**WHAT YOU HAVE TO DO**
Pull each line holding the word "wouldn" from the data.
###
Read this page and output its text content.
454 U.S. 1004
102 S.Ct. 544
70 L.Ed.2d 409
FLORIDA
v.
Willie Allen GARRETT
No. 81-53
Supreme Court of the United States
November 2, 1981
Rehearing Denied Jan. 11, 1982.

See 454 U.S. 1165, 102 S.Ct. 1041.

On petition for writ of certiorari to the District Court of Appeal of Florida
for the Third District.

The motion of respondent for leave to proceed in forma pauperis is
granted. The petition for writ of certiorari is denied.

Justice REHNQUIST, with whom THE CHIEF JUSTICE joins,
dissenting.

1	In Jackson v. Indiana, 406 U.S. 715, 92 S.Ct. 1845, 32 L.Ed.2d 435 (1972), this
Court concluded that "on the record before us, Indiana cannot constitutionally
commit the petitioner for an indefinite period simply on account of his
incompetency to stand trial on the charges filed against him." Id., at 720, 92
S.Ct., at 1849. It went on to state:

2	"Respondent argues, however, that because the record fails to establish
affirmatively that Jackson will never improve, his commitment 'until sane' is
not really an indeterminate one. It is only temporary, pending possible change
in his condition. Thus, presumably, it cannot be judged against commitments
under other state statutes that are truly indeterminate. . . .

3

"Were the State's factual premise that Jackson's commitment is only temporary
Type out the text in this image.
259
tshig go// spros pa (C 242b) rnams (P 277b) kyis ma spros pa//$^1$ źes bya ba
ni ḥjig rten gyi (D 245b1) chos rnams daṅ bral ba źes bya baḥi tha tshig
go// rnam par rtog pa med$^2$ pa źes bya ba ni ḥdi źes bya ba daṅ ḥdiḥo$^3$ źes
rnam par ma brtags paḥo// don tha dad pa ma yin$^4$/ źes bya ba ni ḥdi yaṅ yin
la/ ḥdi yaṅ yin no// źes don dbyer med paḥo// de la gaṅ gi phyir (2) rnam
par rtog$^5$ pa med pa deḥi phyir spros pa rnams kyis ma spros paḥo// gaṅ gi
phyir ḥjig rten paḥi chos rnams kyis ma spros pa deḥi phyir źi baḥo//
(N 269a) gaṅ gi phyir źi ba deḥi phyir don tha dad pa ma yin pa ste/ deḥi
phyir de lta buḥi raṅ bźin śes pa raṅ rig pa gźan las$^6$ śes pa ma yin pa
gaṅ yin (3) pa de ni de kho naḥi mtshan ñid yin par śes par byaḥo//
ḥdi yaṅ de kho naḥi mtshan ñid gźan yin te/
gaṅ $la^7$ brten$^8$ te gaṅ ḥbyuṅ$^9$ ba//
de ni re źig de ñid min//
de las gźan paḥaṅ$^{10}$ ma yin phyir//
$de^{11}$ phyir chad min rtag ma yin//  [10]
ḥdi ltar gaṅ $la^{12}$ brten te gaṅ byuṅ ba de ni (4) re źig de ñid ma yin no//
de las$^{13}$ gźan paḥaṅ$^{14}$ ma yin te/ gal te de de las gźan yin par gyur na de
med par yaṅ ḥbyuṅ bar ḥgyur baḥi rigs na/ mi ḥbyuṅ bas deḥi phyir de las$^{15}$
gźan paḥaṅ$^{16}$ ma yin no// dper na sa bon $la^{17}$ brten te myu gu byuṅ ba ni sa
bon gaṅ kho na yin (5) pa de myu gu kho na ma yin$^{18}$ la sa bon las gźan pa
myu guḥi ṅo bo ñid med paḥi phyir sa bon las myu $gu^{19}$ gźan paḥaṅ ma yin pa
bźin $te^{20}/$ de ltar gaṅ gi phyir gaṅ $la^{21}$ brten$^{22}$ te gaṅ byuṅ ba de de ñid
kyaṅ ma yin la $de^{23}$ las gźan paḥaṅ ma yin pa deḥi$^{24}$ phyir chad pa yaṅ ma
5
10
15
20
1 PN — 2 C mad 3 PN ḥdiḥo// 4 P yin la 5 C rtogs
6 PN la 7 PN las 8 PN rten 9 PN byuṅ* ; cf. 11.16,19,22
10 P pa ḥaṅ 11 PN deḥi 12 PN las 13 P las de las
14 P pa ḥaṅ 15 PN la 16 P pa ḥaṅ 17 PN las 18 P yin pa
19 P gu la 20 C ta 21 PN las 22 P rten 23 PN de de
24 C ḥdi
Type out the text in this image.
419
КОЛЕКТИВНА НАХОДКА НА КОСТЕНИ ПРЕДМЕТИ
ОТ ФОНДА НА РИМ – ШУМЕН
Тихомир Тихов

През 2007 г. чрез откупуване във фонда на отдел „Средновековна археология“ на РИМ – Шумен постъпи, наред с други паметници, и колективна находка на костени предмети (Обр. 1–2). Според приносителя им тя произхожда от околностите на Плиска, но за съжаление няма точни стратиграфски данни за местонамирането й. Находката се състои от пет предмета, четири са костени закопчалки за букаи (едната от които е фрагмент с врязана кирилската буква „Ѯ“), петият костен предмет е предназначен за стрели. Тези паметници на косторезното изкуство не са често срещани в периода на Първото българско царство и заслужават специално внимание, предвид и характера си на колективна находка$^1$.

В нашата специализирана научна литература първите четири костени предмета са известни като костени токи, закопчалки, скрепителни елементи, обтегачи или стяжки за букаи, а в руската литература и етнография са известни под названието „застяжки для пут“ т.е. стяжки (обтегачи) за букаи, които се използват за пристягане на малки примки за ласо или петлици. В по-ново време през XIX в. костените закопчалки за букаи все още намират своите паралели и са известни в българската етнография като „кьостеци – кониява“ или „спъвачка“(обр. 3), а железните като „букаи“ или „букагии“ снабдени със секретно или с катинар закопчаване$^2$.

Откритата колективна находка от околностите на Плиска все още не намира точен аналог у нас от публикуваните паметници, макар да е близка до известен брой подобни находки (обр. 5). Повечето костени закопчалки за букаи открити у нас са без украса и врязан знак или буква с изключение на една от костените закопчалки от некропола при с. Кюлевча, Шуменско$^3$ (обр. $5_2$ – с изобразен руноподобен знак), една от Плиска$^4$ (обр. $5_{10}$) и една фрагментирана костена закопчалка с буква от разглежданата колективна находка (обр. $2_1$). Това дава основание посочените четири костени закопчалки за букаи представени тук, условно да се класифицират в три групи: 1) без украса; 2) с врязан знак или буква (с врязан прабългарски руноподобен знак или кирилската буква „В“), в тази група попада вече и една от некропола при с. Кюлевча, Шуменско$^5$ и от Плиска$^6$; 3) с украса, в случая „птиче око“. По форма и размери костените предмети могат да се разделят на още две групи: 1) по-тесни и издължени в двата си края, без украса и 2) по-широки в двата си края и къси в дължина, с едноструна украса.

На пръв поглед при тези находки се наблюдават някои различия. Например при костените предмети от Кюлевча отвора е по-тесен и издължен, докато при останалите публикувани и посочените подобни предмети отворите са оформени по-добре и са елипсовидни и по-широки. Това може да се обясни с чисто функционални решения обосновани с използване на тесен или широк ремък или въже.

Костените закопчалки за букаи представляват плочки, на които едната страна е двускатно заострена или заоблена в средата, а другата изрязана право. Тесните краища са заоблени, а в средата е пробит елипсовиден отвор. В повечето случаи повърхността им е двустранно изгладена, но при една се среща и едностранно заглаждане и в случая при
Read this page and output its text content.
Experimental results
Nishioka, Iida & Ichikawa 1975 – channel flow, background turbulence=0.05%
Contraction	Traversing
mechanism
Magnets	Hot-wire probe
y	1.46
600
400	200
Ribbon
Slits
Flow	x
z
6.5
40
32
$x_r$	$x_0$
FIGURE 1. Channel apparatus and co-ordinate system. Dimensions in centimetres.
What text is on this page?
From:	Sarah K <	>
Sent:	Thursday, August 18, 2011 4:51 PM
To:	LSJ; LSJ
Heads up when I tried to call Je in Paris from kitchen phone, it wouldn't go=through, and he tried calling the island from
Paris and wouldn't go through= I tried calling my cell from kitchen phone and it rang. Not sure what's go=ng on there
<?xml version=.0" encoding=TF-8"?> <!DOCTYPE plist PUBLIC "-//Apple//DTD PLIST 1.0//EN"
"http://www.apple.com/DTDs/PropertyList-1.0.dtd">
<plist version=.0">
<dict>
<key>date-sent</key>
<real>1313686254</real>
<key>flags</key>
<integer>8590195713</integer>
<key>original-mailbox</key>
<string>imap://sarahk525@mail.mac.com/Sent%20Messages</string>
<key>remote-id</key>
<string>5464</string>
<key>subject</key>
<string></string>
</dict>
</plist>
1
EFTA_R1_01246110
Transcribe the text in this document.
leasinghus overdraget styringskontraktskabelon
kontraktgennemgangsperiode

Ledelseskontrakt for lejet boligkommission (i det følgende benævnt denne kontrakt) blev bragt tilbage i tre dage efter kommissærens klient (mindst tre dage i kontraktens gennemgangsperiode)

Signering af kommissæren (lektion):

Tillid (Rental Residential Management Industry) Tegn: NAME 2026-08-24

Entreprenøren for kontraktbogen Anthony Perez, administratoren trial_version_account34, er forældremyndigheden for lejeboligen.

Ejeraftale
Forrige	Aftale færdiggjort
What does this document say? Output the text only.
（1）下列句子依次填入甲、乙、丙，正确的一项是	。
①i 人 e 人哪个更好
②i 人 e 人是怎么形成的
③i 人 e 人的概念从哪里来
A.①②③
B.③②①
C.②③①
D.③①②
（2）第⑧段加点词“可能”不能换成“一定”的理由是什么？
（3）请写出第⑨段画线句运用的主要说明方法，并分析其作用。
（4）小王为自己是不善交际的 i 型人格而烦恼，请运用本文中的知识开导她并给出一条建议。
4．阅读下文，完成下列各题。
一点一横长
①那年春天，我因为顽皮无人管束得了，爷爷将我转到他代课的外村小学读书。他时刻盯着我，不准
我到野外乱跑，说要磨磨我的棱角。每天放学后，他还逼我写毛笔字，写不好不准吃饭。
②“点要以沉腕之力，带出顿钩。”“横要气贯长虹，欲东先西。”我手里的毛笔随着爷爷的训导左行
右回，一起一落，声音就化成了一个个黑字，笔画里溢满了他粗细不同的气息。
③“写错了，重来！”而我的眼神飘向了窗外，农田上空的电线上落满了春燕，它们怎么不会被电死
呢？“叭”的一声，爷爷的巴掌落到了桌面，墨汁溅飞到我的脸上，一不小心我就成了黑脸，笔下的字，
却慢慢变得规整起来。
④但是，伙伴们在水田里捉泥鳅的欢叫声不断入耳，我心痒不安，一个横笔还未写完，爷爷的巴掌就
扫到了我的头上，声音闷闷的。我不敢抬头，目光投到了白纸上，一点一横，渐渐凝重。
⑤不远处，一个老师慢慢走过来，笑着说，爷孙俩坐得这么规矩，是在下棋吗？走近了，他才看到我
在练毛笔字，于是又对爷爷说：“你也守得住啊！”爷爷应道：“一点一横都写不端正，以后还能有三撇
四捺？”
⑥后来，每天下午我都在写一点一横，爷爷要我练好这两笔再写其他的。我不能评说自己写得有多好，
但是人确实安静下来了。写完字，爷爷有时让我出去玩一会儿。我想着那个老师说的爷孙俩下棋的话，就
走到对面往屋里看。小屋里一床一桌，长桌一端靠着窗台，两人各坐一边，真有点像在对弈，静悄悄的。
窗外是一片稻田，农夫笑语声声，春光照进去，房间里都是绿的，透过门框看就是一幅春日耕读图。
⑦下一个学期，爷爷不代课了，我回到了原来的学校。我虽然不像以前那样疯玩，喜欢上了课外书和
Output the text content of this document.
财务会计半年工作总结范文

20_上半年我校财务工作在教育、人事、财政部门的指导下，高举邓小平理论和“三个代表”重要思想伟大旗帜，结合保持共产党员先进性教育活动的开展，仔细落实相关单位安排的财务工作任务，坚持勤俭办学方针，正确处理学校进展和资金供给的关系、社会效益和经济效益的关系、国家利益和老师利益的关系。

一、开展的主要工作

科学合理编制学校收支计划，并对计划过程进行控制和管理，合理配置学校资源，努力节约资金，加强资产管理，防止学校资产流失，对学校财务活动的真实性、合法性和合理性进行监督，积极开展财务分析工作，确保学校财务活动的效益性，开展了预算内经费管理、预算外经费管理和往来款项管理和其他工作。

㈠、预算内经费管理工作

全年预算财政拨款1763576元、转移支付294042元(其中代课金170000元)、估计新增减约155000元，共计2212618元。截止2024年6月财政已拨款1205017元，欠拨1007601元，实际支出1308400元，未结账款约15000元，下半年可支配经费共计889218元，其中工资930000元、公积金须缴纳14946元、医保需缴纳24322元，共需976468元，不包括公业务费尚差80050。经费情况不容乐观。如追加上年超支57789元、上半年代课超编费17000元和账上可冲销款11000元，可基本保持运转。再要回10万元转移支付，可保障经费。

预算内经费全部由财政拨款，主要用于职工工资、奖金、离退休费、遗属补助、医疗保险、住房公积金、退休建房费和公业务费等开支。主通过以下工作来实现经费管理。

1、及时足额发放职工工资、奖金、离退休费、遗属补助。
###
**RESULT OF THE TASK**
Heads up when I tried to call Je in Paris from kitchen phone, it wouldn't go=through, and he tried calling the island from
Paris and wouldn't go through= I tried calling my cell from kitchen phone and it rang. Not sure what's go=ng on there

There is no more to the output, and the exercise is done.